*Exercise task:* Every record must be repeated exactly, with no omission.

(Figure dataset records)
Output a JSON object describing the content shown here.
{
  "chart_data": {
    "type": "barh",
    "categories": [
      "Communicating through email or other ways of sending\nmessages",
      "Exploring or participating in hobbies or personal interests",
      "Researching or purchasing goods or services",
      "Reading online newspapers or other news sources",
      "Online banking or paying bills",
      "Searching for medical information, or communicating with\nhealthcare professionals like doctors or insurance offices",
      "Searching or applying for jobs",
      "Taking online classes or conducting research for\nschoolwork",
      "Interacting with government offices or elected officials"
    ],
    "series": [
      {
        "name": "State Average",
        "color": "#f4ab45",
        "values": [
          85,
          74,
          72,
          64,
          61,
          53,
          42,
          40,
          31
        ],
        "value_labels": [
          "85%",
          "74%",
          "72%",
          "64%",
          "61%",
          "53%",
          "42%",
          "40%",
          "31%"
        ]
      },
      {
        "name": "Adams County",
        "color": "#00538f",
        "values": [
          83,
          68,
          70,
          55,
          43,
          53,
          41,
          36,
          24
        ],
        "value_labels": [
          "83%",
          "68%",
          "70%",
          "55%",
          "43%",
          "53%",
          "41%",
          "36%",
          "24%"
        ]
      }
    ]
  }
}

*Result below:*
Output a JSON object describing the content shown here.
{
  "chart_data": {
    "type": "barh",
    "categories": [
      "Communicating through email or other ways of sending\nmessages",
      "Exploring or participating in hobbies or personal interests",
      "Researching or purchasing goods or services",
      "Reading online newspapers or other news sources",
      "Online banking or paying bills",
      "Searching for medical information, or communicating with\nhealthcare professionals like doctors or insurance offices",
      "Searching or applying for jobs",
      "Taking online classes or conducting research for\nschoolwork",
      "Interacting with government offices or elected officials"
    ],
    "series": [
      {
        "name": "State Average",
        "color": "#f4ab45",
        "values": [
          85,
          74,
          72,
          64,
          61,
          53,
          42,
          40,
          31
        ],
        "value_labels": [
          "85%",
          "74%",
          "72%",
          "64%",
          "61%",
          "53%",
          "42%",
          "40%",
          "31%"
        ]
      },
      {
        "name": "Adams County",
        "color": "#00538f",
        "values": [
          83,
          68,
          70,
          55,
          43,
          53,
          41,
          36,
          24
        ],
        "value_labels": [
          "83%",
          "68%",
          "70%",
          "55%",
          "43%",
          "53%",
          "41%",
          "36%",
          "24%"
        ]
      }
    ]
  }
}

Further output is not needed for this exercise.